■ EXERCISE ■
Pull out every line below containing the word "JSON".

# # # # #

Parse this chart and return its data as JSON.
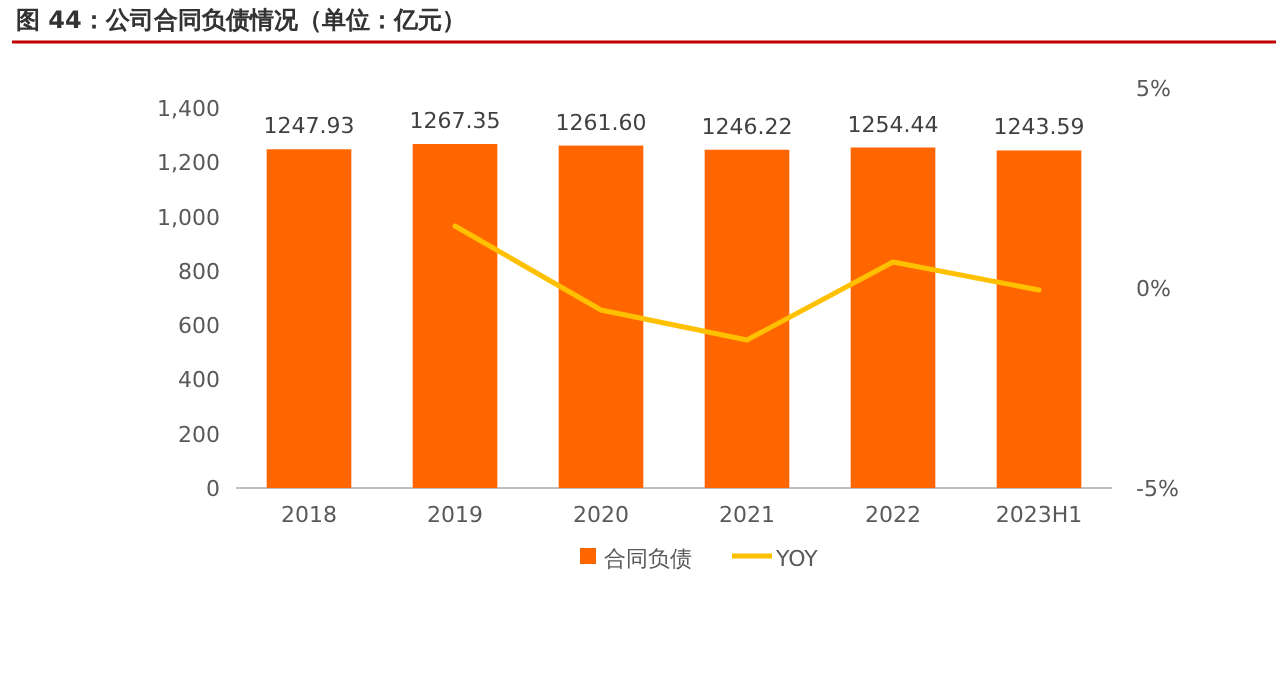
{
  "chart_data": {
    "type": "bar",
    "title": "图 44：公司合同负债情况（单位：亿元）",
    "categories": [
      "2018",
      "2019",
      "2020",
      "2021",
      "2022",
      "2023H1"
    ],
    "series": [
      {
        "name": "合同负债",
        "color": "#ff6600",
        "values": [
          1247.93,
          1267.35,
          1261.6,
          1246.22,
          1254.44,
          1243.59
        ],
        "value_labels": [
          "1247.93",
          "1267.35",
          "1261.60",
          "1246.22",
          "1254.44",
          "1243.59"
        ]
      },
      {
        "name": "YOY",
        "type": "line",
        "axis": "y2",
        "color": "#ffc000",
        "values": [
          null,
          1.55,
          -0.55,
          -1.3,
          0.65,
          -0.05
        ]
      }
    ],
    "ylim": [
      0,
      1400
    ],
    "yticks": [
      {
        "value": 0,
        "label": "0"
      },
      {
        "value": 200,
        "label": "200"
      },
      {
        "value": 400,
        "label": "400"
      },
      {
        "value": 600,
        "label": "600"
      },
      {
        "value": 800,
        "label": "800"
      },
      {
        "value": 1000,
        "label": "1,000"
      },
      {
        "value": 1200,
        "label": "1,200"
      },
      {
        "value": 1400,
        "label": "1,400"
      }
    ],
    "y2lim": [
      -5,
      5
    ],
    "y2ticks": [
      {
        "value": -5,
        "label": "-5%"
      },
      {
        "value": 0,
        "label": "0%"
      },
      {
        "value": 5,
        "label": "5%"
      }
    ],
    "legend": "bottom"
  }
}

# # # # #

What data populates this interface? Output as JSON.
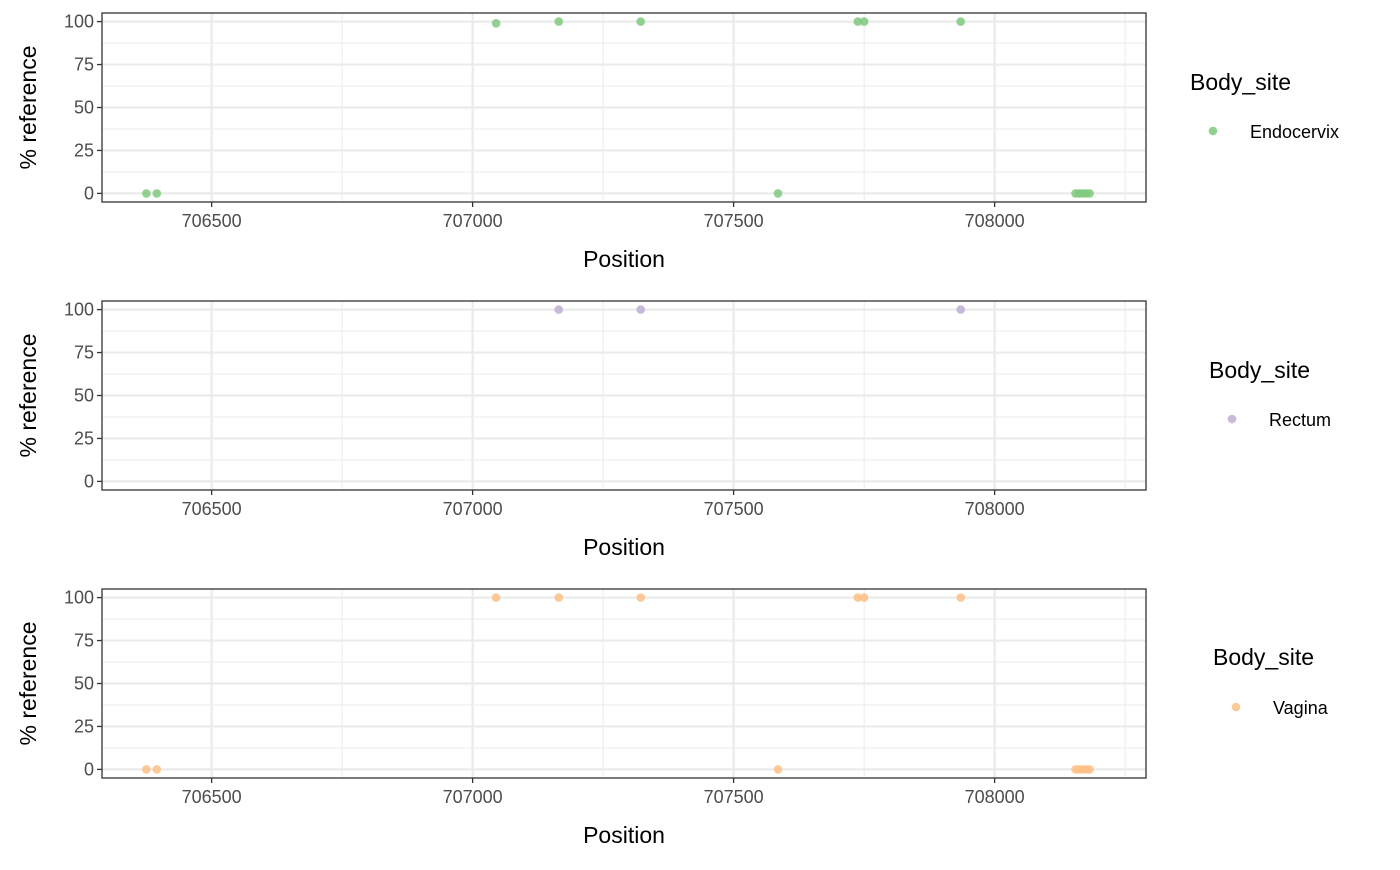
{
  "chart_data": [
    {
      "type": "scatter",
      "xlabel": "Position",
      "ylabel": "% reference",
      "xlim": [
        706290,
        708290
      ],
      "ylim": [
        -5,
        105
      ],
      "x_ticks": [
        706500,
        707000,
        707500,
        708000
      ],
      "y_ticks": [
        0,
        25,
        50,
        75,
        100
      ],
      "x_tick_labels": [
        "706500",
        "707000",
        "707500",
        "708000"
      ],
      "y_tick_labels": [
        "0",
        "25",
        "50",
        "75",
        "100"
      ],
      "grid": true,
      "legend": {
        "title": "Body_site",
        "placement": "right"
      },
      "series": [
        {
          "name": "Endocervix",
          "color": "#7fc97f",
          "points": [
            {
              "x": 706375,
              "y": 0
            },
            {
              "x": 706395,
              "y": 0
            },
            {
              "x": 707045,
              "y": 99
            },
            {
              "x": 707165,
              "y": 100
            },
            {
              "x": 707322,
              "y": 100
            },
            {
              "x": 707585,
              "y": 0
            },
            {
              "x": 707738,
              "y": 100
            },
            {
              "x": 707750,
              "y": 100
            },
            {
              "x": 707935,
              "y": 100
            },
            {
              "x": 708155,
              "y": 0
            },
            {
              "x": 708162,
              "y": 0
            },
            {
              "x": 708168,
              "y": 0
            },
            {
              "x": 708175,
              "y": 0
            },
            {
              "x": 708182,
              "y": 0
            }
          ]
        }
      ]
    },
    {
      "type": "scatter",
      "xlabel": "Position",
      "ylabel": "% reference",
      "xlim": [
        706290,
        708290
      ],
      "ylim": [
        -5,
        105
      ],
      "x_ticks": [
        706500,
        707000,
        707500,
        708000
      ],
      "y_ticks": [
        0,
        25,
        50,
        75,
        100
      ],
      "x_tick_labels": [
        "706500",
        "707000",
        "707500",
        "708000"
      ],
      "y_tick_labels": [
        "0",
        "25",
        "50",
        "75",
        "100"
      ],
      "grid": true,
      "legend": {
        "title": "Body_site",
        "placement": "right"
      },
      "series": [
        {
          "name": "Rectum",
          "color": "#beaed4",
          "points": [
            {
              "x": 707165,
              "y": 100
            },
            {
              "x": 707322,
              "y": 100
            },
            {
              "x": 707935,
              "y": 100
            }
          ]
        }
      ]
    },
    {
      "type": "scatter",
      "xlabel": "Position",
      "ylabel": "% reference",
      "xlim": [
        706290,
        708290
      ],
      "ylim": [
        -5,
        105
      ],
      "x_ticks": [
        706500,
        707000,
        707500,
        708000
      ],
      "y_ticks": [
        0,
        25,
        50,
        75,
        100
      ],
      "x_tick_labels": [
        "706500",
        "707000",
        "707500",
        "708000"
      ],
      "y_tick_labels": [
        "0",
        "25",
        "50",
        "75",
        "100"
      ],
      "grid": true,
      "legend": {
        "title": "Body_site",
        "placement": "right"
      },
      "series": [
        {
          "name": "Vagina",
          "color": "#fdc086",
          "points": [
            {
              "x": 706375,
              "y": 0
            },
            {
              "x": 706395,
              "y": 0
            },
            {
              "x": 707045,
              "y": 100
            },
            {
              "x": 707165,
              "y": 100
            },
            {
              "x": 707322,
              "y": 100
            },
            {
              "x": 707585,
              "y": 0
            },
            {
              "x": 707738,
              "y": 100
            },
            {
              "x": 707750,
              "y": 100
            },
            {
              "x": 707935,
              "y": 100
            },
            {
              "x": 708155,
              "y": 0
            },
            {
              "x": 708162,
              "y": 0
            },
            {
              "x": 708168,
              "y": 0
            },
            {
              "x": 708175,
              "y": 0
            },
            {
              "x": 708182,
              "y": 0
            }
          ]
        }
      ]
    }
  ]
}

# # # # #

■ FINAL RESULT ■
Parse this chart and return its data as JSON.
What data populates this interface? Output as JSON.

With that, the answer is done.